╭──

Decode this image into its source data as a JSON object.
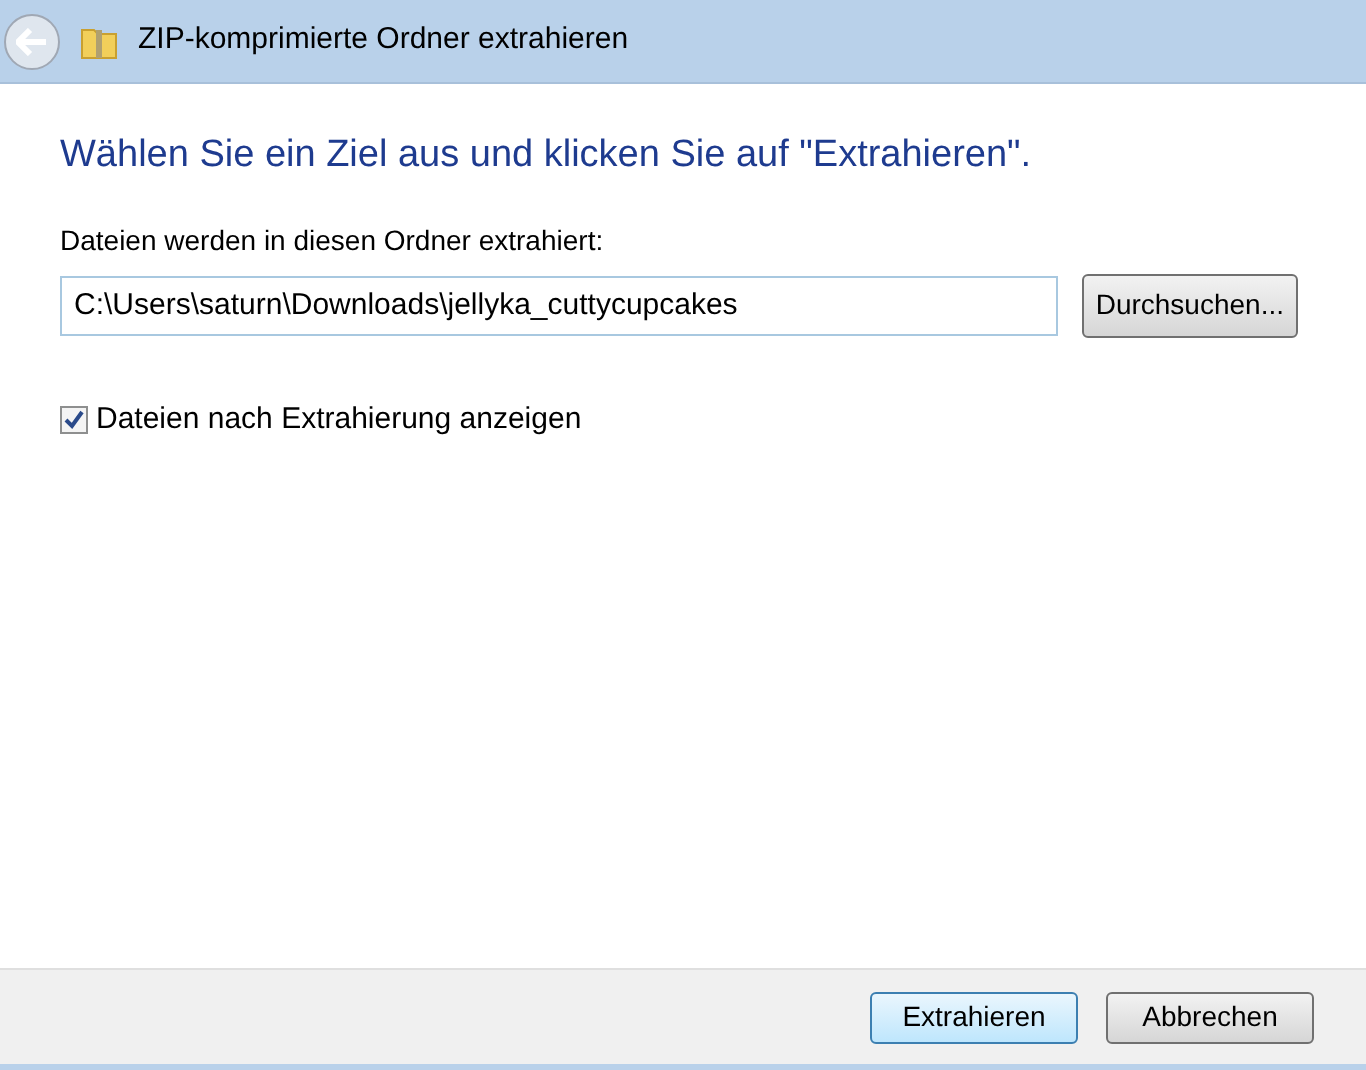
{
  "window": {
    "title": "ZIP-komprimierte Ordner extrahieren"
  },
  "heading": "Wählen Sie ein Ziel aus und klicken Sie auf \"Extrahieren\".",
  "destination": {
    "label": "Dateien werden in diesen Ordner extrahiert:",
    "value": "C:\\Users\\saturn\\Downloads\\jellyka_cuttycupcakes"
  },
  "browse_button": "Durchsuchen...",
  "show_files": {
    "label": "Dateien nach Extrahierung anzeigen",
    "checked": true
  },
  "buttons": [
    {
      "label": "Extrahieren",
      "default": true
    },
    {
      "label": "Abbrechen",
      "default": false
    }
  ]
}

╰──

## TASK DESCRIPTION:
The material above must be printed exactly, with its pictures left out.

## SOLUTION TO THIS EXERCISE:
Decode this image into its source data as a JSON object.
{
  "window": {
    "title": "ZIP-komprimierte Ordner extrahieren"
  },
  "heading": "Wählen Sie ein Ziel aus und klicken Sie auf \"Extrahieren\".",
  "destination": {
    "label": "Dateien werden in diesen Ordner extrahiert:",
    "value": "C:\\Users\\saturn\\Downloads\\jellyka_cuttycupcakes"
  },
  "browse_button": "Durchsuchen...",
  "show_files": {
    "label": "Dateien nach Extrahierung anzeigen",
    "checked": true
  },
  "buttons": [
    {
      "label": "Extrahieren",
      "default": true
    },
    {
      "label": "Abbrechen",
      "default": false
    }
  ]
}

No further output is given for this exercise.